▶ What to work on: Collect each line holding the string "Data".

(Stored items from a collection)
***

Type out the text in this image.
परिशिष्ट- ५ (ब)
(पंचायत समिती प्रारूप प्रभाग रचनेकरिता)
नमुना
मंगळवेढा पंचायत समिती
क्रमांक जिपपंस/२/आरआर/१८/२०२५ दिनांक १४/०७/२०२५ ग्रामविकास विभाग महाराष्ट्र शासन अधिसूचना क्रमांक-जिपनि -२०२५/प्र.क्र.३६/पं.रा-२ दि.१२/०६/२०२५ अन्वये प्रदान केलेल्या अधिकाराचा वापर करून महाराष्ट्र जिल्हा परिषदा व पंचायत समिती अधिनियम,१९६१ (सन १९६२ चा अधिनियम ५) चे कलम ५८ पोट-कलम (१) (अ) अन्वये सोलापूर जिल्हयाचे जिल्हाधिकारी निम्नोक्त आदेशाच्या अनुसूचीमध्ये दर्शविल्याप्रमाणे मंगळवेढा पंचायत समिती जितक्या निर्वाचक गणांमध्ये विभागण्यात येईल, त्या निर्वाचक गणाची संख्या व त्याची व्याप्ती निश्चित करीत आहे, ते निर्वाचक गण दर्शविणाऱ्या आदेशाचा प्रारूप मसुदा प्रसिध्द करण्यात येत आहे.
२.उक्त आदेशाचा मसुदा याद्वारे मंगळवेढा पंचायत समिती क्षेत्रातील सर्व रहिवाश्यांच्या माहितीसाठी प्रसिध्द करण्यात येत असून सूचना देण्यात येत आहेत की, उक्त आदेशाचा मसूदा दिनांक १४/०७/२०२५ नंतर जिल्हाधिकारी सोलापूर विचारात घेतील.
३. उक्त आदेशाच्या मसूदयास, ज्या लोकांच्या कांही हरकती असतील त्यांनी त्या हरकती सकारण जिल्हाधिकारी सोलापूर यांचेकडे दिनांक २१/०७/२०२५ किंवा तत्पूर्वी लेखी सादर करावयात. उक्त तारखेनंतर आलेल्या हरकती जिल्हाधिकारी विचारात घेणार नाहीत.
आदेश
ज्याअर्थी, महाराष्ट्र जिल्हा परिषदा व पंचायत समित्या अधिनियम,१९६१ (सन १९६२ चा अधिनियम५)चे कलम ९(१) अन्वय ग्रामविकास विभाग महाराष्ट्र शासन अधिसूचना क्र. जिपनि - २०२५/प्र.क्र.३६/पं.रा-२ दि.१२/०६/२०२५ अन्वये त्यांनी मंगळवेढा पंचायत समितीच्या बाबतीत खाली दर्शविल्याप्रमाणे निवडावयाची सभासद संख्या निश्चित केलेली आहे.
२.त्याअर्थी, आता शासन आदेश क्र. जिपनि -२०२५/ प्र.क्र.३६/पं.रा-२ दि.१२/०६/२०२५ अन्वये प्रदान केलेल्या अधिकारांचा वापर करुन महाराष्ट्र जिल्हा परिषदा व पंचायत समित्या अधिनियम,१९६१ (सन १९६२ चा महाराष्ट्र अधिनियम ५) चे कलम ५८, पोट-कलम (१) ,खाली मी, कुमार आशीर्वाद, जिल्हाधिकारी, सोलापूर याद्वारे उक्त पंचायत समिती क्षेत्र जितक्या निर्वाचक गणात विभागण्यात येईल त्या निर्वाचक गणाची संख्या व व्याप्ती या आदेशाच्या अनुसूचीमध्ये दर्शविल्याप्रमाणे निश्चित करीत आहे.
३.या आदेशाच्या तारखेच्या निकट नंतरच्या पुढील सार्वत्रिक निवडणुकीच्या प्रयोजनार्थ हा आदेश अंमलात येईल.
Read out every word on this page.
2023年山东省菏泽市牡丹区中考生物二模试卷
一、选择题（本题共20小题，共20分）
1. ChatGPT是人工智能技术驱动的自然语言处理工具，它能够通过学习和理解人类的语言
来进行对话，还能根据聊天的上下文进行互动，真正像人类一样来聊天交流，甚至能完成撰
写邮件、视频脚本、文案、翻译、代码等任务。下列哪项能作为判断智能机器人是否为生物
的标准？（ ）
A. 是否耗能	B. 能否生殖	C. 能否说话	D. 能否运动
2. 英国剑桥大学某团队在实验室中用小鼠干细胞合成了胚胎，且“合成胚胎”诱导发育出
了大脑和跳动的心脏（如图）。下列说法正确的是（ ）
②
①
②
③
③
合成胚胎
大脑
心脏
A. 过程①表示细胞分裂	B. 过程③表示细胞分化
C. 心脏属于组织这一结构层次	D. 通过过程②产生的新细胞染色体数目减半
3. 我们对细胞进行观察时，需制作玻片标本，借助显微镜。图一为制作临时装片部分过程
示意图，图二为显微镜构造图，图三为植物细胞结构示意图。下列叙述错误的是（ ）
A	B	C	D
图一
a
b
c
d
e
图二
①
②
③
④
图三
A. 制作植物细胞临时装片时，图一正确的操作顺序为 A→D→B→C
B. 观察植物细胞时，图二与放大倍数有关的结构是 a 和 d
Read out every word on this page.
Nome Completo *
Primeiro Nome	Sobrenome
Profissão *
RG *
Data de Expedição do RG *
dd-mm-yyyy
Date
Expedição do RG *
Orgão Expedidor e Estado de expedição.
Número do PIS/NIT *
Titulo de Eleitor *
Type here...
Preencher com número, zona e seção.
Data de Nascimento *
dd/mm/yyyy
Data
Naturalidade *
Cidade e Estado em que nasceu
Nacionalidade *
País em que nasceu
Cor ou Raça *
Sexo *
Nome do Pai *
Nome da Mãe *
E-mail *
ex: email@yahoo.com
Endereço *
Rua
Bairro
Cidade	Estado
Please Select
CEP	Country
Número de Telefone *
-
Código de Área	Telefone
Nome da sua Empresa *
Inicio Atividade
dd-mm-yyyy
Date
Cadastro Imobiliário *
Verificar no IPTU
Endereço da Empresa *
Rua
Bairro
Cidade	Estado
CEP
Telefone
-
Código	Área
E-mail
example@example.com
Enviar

***

▶ In response:
Data de Expedição do RG *
Data de Nascimento *
Data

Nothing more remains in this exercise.